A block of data
==============================

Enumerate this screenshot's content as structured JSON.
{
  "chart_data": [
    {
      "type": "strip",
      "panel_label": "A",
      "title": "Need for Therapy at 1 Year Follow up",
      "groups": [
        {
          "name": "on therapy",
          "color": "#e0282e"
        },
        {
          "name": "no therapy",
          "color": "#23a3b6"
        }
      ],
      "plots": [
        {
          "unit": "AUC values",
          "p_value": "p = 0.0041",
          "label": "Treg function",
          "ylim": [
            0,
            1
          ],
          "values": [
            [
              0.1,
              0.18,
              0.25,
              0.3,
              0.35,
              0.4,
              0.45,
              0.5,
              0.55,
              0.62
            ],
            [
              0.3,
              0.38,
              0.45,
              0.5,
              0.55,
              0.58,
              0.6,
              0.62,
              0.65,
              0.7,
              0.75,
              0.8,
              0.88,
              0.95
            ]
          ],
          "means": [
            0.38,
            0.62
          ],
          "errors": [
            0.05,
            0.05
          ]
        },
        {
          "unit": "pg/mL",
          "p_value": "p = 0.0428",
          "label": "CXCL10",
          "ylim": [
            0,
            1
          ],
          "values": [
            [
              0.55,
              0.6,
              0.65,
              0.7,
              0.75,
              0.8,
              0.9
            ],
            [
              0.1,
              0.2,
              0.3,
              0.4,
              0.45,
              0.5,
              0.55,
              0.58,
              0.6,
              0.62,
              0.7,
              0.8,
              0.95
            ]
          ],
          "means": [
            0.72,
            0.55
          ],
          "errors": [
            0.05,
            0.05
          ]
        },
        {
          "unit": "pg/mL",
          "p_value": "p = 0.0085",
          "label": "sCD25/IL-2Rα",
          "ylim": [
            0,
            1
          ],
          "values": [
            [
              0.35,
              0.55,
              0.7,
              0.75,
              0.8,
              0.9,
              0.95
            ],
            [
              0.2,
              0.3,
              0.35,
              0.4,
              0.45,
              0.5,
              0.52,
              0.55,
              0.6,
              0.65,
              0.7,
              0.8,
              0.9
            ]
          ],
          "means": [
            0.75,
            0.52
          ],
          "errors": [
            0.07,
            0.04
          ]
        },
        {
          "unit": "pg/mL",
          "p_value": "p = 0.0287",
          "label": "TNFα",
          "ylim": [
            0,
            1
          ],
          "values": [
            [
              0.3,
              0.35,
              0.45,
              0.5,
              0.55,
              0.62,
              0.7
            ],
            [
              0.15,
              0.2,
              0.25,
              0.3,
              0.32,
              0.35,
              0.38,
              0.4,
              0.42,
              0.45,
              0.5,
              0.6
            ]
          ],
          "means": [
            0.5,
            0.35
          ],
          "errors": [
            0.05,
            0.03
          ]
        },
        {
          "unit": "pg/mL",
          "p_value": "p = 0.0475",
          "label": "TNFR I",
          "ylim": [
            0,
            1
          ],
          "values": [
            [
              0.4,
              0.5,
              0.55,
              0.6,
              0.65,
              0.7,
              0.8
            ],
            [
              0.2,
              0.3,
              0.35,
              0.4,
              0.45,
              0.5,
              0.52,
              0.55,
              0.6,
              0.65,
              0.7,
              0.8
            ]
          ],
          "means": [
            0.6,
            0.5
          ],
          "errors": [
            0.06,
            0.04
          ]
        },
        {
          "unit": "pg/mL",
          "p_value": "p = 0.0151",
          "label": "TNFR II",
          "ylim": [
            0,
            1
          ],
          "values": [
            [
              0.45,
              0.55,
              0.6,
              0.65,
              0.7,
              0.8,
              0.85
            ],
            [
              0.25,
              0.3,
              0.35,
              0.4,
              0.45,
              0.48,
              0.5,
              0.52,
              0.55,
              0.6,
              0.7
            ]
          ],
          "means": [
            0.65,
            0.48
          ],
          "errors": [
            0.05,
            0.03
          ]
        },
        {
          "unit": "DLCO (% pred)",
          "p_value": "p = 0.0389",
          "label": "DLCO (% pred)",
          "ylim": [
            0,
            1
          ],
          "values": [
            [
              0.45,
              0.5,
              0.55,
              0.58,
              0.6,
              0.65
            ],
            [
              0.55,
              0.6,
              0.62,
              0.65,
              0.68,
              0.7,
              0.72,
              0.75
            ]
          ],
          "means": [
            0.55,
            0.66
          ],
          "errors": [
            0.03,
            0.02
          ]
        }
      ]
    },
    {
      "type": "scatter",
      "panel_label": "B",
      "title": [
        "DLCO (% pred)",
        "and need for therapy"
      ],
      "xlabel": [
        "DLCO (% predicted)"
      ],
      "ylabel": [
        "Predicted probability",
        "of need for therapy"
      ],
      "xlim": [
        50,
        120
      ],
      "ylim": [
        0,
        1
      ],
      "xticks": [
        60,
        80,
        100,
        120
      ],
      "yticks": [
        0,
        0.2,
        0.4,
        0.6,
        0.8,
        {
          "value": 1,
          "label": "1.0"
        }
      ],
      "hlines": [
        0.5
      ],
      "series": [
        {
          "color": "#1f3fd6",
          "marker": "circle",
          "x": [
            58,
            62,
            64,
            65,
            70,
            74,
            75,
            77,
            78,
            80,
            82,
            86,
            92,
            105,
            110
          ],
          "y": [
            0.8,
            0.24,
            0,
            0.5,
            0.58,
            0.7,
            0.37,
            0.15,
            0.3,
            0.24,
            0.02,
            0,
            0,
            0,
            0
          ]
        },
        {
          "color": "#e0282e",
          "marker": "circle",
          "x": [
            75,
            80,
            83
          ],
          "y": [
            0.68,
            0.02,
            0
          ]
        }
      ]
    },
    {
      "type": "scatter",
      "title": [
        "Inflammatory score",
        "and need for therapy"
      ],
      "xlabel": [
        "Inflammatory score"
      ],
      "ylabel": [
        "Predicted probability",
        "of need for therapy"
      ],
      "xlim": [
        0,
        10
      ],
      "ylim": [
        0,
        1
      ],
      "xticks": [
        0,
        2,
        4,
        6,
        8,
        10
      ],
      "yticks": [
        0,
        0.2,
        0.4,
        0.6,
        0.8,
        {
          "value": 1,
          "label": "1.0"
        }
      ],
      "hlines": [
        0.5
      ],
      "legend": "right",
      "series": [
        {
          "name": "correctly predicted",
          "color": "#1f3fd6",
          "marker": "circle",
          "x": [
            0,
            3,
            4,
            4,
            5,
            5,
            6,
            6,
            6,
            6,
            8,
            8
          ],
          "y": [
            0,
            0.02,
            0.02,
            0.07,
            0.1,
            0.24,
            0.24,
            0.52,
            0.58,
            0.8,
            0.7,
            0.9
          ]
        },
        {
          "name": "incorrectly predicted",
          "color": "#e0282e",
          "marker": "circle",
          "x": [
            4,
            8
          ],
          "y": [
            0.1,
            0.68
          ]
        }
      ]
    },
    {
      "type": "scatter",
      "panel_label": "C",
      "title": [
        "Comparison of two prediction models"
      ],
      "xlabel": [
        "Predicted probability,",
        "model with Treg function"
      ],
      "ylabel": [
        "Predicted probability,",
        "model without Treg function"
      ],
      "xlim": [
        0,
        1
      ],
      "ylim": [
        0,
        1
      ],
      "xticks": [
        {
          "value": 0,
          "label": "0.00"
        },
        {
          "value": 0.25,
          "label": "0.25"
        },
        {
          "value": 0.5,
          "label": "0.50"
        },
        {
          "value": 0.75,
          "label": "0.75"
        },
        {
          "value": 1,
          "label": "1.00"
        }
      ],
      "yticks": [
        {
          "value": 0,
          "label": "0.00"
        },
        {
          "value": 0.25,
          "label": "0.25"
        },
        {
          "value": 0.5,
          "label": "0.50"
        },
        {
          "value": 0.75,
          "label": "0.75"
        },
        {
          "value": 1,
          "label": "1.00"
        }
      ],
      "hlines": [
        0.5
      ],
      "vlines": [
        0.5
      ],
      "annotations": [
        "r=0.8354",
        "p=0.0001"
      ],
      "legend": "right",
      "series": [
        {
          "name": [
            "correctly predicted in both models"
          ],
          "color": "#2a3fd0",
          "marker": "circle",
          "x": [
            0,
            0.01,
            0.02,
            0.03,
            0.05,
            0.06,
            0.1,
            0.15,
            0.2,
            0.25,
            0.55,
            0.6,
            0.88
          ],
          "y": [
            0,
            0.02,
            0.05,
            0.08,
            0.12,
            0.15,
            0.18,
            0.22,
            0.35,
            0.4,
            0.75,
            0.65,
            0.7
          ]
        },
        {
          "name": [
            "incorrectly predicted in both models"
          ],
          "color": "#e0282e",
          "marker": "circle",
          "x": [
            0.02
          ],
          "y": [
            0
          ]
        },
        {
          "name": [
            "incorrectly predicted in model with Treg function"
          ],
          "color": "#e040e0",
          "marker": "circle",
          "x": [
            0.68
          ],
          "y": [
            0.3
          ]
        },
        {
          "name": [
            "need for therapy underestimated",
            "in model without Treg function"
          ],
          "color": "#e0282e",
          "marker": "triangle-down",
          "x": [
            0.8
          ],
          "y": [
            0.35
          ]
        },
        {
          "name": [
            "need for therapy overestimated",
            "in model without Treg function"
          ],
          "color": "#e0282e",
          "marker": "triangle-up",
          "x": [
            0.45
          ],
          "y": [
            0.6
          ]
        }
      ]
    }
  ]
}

==============================

Exercise brief
In the records above, collect each line with "models".

Exercise response
        "Comparison of two prediction models"
            "correctly predicted in both models"
            "incorrectly predicted in both models"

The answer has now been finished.